-- Instructions to follow --
Search the data for the word "cannot". Reproduce every line where it is found.

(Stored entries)
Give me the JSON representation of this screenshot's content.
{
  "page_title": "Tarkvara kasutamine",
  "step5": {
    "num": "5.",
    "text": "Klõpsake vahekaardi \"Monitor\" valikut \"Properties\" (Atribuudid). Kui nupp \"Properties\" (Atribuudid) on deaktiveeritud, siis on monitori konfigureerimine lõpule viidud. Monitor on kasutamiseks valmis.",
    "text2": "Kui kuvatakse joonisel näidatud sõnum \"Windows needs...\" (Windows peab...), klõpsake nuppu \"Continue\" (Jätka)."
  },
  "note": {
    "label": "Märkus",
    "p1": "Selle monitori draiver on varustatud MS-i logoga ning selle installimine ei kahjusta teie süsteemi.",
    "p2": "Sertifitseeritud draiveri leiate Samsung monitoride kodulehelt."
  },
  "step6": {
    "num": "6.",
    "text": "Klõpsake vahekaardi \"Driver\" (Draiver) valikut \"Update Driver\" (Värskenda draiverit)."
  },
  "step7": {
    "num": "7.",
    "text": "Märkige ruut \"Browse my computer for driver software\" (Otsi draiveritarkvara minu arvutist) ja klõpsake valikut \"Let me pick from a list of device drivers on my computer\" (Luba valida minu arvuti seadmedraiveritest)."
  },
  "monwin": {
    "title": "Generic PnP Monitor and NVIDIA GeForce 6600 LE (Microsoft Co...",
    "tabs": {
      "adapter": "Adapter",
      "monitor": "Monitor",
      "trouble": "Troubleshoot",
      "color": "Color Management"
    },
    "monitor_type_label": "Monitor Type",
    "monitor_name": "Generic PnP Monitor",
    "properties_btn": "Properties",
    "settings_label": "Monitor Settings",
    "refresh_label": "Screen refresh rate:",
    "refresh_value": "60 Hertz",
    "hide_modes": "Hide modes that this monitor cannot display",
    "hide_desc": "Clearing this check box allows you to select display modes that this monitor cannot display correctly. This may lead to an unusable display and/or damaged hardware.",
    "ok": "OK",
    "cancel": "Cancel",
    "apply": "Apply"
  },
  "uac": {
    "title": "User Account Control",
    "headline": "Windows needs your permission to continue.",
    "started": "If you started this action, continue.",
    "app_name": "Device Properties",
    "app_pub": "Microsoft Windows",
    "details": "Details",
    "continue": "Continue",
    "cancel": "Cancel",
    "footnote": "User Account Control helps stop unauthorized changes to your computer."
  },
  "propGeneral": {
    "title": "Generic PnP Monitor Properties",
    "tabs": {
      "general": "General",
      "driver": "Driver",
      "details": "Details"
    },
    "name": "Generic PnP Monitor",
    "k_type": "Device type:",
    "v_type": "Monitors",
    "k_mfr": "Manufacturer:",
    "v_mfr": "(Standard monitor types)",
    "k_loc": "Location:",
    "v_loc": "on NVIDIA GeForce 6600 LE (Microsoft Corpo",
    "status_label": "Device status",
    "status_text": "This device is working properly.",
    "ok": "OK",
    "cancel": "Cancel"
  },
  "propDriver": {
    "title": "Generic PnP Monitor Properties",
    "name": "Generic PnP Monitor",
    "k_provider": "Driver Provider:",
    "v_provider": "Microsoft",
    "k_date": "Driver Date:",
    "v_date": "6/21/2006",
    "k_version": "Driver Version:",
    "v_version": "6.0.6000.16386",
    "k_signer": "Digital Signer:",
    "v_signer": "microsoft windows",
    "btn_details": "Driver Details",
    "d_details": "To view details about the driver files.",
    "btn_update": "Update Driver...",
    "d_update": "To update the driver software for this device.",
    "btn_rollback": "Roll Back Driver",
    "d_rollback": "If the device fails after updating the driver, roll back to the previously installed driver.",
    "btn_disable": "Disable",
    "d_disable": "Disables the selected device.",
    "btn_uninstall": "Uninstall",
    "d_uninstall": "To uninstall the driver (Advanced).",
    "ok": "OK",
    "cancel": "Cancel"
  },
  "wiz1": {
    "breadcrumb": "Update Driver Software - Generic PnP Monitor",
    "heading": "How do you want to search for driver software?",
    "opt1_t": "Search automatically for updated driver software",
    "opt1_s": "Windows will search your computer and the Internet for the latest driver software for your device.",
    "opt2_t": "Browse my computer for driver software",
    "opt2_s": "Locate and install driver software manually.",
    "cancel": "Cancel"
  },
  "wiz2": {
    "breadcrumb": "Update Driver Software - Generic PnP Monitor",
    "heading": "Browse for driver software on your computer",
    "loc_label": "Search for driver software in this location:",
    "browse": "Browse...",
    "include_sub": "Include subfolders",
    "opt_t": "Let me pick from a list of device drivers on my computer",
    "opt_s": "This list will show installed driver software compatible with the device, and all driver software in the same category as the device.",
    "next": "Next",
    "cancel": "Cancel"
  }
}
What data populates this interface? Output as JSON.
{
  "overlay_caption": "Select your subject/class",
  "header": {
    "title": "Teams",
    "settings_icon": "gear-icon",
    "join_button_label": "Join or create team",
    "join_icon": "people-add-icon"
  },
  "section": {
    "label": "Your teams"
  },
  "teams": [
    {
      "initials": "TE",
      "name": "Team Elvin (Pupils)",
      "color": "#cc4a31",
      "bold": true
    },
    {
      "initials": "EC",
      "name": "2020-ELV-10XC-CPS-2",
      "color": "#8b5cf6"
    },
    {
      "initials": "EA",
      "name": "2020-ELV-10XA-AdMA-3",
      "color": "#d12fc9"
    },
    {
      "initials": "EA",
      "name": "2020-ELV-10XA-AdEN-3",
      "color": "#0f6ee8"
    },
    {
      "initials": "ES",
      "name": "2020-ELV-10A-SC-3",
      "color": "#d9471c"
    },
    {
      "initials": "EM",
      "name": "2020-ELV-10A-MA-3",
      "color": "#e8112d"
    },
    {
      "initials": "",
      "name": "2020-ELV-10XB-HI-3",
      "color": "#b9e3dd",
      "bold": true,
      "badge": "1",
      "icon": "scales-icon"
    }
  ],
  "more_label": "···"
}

-- Exercise result --
    "hide_modes": "Hide modes that this monitor cannot display",
    "hide_desc": "Clearing this check box allows you to select display modes that this monitor cannot display correctly. This may lead to an unusable display and/or damaged hardware.",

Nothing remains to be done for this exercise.